[Records from a data collection]
►
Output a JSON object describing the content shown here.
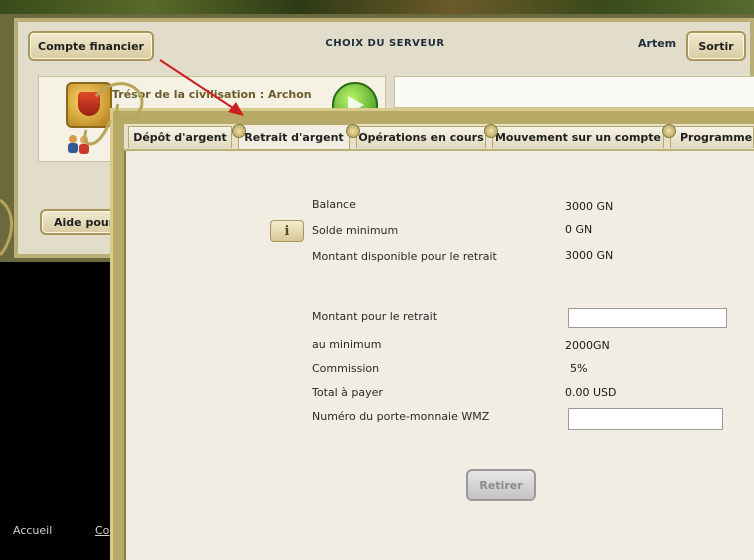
{
  "header": {
    "account_button": "Compte financier",
    "server_title": "CHOIX DU SERVEUR",
    "user": "Artem",
    "logout_button": "Sortir"
  },
  "civilization": {
    "text": "Trésor de la civilisation : Archon"
  },
  "left_panel": {
    "help_button": "Aide pour"
  },
  "footer": {
    "home": "Accueil",
    "second": "Co"
  },
  "tabs": [
    {
      "label": "Dépôt d'argent",
      "active": false
    },
    {
      "label": "Retrait d'argent",
      "active": true
    },
    {
      "label": "Opérations en cours",
      "active": false
    },
    {
      "label": "Mouvement sur un compte",
      "active": false
    },
    {
      "label": "Programme p",
      "active": false
    }
  ],
  "balance": {
    "balance_label": "Balance",
    "balance_value": "3000 GN",
    "min_label": "Solde minimum",
    "min_value": "0 GN",
    "available_label": "Montant disponible pour le retrait",
    "available_value": "3000 GN"
  },
  "withdraw": {
    "amount_label": "Montant pour le retrait",
    "amount_value": "",
    "minimum_label": "au minimum",
    "minimum_value": "2000GN",
    "commission_label": "Commission",
    "commission_value": "5%",
    "total_label": "Total à payer",
    "total_value": "0.00 USD",
    "wallet_label": "Numéro du porte-monnaie WMZ",
    "wallet_value": "",
    "submit_button": "Retirer"
  },
  "icons": {
    "info": "info-icon",
    "shield": "shield-icon",
    "play": "play-icon",
    "people": "people-icon"
  },
  "colors": {
    "frame_gold": "#b6aa66",
    "panel_bg": "#f1ede2",
    "arrow": "#cc1f1f"
  }
}
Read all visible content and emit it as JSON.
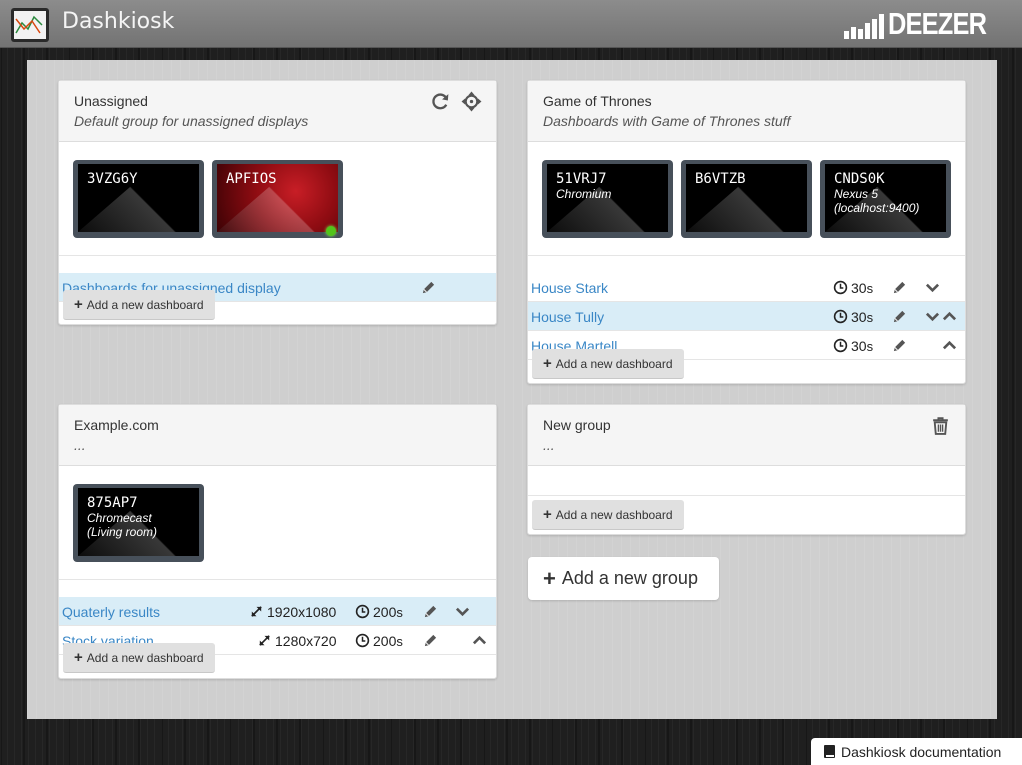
{
  "app": {
    "title": "Dashkiosk",
    "brand": "DEEZER"
  },
  "groups": [
    {
      "title": "Unassigned",
      "description": "Default group for unassigned displays",
      "displays": [
        {
          "id": "3VZG6Y",
          "desc": "",
          "online": false
        },
        {
          "id": "APFIOS",
          "desc": "",
          "online": true
        }
      ],
      "dashboards": [
        {
          "name": "Dashboards for unassigned display",
          "active": true
        }
      ],
      "add_label": "Add a new dashboard"
    },
    {
      "title": "Game of Thrones",
      "description": "Dashboards with Game of Thrones stuff",
      "displays": [
        {
          "id": "51VRJ7",
          "desc": "Chromium"
        },
        {
          "id": "B6VTZB",
          "desc": ""
        },
        {
          "id": "CNDS0K",
          "desc1": "Nexus 5",
          "desc2": "(localhost:9400)"
        }
      ],
      "dashboards": [
        {
          "name": "House Stark",
          "timeout": "30",
          "unit": "s",
          "active": false
        },
        {
          "name": "House Tully",
          "timeout": "30",
          "unit": "s",
          "active": true
        },
        {
          "name": "House Martell",
          "timeout": "30",
          "unit": "s",
          "active": false
        }
      ],
      "add_label": "Add a new dashboard"
    },
    {
      "title": "Example.com",
      "description": "...",
      "displays": [
        {
          "id": "875AP7",
          "desc1": "Chromecast",
          "desc2": "(Living room)"
        }
      ],
      "dashboards": [
        {
          "name": "Quaterly results",
          "resolution": "1920x1080",
          "timeout": "200",
          "unit": "s",
          "active": true
        },
        {
          "name": "Stock variation",
          "resolution": "1280x720",
          "timeout": "200",
          "unit": "s",
          "active": false
        }
      ],
      "add_label": "Add a new dashboard"
    },
    {
      "title": "New group",
      "description": "...",
      "add_label": "Add a new dashboard"
    }
  ],
  "add_group_label": "Add a new group",
  "docs_label": "Dashkiosk documentation",
  "colors": {
    "link": "#3a87c6",
    "active_row": "#d9edf7",
    "online": "#52c41a"
  }
}
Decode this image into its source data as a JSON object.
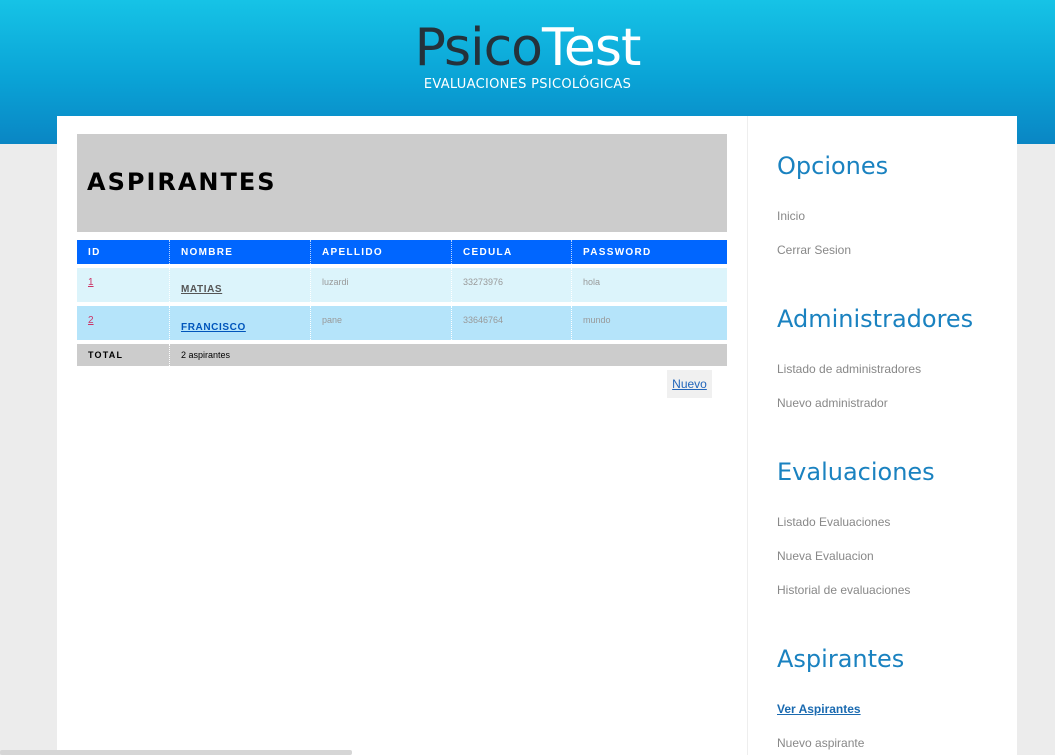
◄
* **WHAT YOU ARE ASKED TO DO**:
Omit the images and transcribe all of the records above word for word.

* **ANSWER**:
Output a JSON object describing the content shown here.
{
  "header": {
    "account_button": "Compte financier",
    "server_title": "CHOIX DU SERVEUR",
    "user": "Artem",
    "logout_button": "Sortir"
  },
  "civilization": {
    "text": "Trésor de la civilisation : Archon"
  },
  "left_panel": {
    "help_button": "Aide pour"
  },
  "footer": {
    "home": "Accueil",
    "second": "Co"
  },
  "tabs": [
    {
      "label": "Dépôt d'argent",
      "active": false
    },
    {
      "label": "Retrait d'argent",
      "active": true
    },
    {
      "label": "Opérations en cours",
      "active": false
    },
    {
      "label": "Mouvement sur un compte",
      "active": false
    },
    {
      "label": "Programme p",
      "active": false
    }
  ],
  "balance": {
    "balance_label": "Balance",
    "balance_value": "3000 GN",
    "min_label": "Solde minimum",
    "min_value": "0 GN",
    "available_label": "Montant disponible pour le retrait",
    "available_value": "3000 GN"
  },
  "withdraw": {
    "amount_label": "Montant pour le retrait",
    "amount_value": "",
    "minimum_label": "au minimum",
    "minimum_value": "2000GN",
    "commission_label": "Commission",
    "commission_value": "5%",
    "total_label": "Total à payer",
    "total_value": "0.00 USD",
    "wallet_label": "Numéro du porte-monnaie WMZ",
    "wallet_value": "",
    "submit_button": "Retirer"
  },
  "icons": {
    "info": "info-icon",
    "shield": "shield-icon",
    "play": "play-icon",
    "people": "people-icon"
  },
  "colors": {
    "frame_gold": "#b6aa66",
    "panel_bg": "#f1ede2",
    "arrow": "#cc1f1f"
  }
}
Read all visible content and emit it as JSON.
{
  "app": {
    "title": "Dashkiosk",
    "brand": "DEEZER"
  },
  "groups": [
    {
      "title": "Unassigned",
      "description": "Default group for unassigned displays",
      "displays": [
        {
          "id": "3VZG6Y",
          "desc": "",
          "online": false
        },
        {
          "id": "APFIOS",
          "desc": "",
          "online": true
        }
      ],
      "dashboards": [
        {
          "name": "Dashboards for unassigned display",
          "active": true
        }
      ],
      "add_label": "Add a new dashboard"
    },
    {
      "title": "Game of Thrones",
      "description": "Dashboards with Game of Thrones stuff",
      "displays": [
        {
          "id": "51VRJ7",
          "desc": "Chromium"
        },
        {
          "id": "B6VTZB",
          "desc": ""
        },
        {
          "id": "CNDS0K",
          "desc1": "Nexus 5",
          "desc2": "(localhost:9400)"
        }
      ],
      "dashboards": [
        {
          "name": "House Stark",
          "timeout": "30",
          "unit": "s",
          "active": false
        },
        {
          "name": "House Tully",
          "timeout": "30",
          "unit": "s",
          "active": true
        },
        {
          "name": "House Martell",
          "timeout": "30",
          "unit": "s",
          "active": false
        }
      ],
      "add_label": "Add a new dashboard"
    },
    {
      "title": "Example.com",
      "description": "...",
      "displays": [
        {
          "id": "875AP7",
          "desc1": "Chromecast",
          "desc2": "(Living room)"
        }
      ],
      "dashboards": [
        {
          "name": "Quaterly results",
          "resolution": "1920x1080",
          "timeout": "200",
          "unit": "s",
          "active": true
        },
        {
          "name": "Stock variation",
          "resolution": "1280x720",
          "timeout": "200",
          "unit": "s",
          "active": false
        }
      ],
      "add_label": "Add a new dashboard"
    },
    {
      "title": "New group",
      "description": "...",
      "add_label": "Add a new dashboard"
    }
  ],
  "add_group_label": "Add a new group",
  "docs_label": "Dashkiosk documentation",
  "colors": {
    "link": "#3a87c6",
    "active_row": "#d9edf7",
    "online": "#52c41a"
  }
}
Decode this image into its source data as a JSON object.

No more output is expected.